Data excerpts:
====================
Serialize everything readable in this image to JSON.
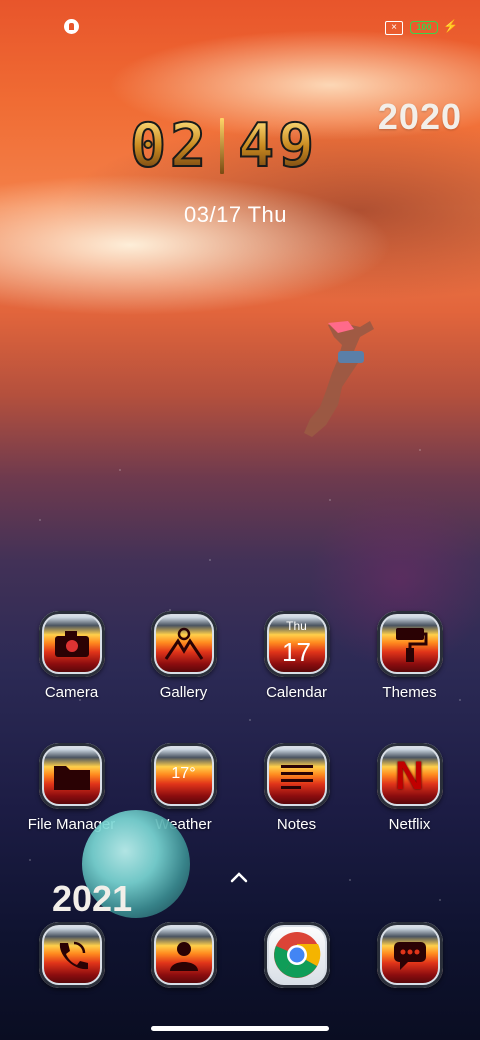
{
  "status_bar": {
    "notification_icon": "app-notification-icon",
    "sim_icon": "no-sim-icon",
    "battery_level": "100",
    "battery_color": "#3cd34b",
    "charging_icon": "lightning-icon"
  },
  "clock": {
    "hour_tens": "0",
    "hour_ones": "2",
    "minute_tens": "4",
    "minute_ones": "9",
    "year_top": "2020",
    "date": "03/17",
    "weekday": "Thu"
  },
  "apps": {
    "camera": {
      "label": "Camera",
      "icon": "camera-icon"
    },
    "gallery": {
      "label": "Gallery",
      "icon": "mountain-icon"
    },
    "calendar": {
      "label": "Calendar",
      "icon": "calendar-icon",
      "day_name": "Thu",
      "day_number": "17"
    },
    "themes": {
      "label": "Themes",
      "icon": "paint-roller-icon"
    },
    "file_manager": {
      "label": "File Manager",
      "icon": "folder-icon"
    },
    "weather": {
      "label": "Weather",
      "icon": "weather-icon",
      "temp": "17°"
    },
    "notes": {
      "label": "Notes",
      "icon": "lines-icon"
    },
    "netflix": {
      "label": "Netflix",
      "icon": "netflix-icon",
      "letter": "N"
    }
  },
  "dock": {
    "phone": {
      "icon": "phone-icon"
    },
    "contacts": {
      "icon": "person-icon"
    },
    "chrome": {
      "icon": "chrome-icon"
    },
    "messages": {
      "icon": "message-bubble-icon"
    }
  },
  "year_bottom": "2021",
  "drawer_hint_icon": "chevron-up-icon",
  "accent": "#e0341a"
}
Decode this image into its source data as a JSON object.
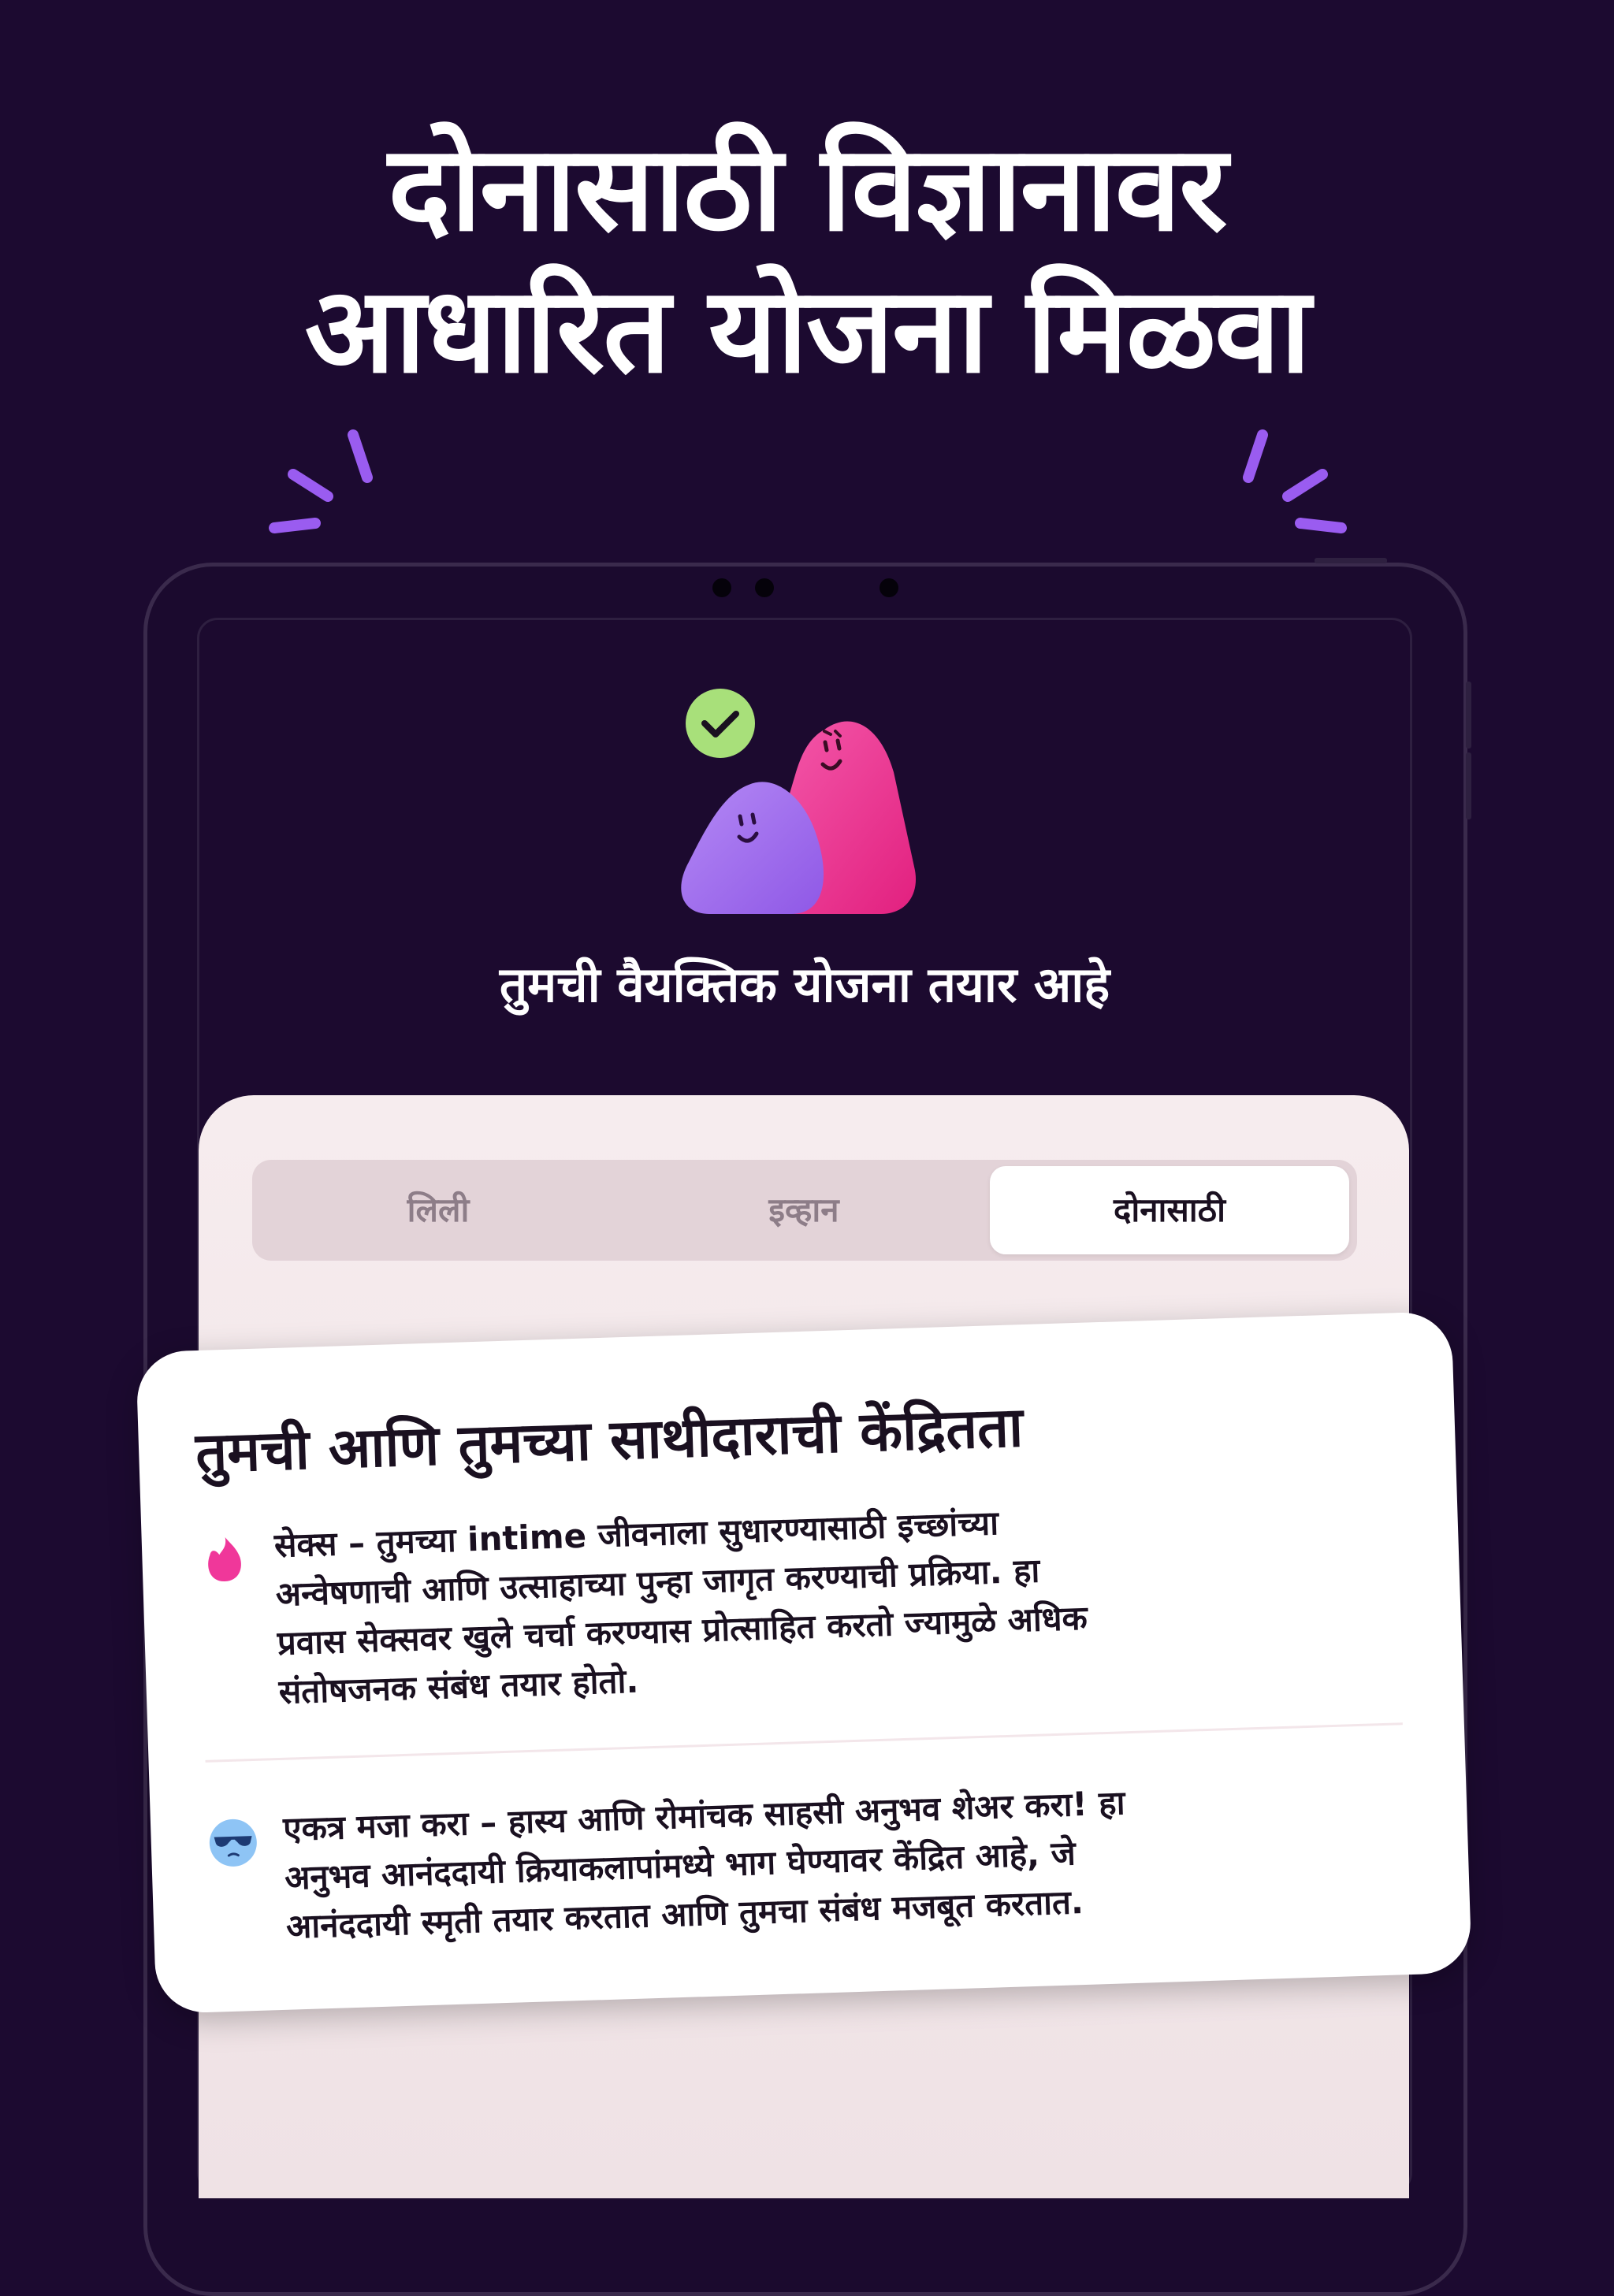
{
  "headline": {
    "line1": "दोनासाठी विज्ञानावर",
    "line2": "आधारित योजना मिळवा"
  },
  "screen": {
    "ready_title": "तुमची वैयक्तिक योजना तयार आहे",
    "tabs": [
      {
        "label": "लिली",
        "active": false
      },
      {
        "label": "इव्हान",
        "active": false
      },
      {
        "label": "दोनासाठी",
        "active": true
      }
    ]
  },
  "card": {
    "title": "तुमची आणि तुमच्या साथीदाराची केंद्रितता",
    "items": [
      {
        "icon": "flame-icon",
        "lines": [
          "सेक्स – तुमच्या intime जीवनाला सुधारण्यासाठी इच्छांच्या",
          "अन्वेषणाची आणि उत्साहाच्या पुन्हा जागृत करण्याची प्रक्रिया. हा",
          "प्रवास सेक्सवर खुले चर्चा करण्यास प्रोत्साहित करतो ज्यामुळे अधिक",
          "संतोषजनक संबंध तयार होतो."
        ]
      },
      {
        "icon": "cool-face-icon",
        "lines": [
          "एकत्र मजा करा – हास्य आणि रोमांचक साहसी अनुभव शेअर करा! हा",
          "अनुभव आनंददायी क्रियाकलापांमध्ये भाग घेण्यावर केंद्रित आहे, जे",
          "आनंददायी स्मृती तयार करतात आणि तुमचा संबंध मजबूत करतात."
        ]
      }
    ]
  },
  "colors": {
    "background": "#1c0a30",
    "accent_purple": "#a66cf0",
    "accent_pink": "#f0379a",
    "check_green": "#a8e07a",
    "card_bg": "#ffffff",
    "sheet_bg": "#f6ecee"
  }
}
====================
What to work on:
Show the lines that mention the word "label".

Written answer:
      "label": "Camera",
      "label": "Gallery",
      "label": "Calendar",
      "label": "Themes",
      "label": "File Manager",
      "label": "Weather",
      "label": "Notes",
      "label": "Netflix",
        "label": "लिली",
        "label": "इव्हान",
        "label": "दोनासाठी",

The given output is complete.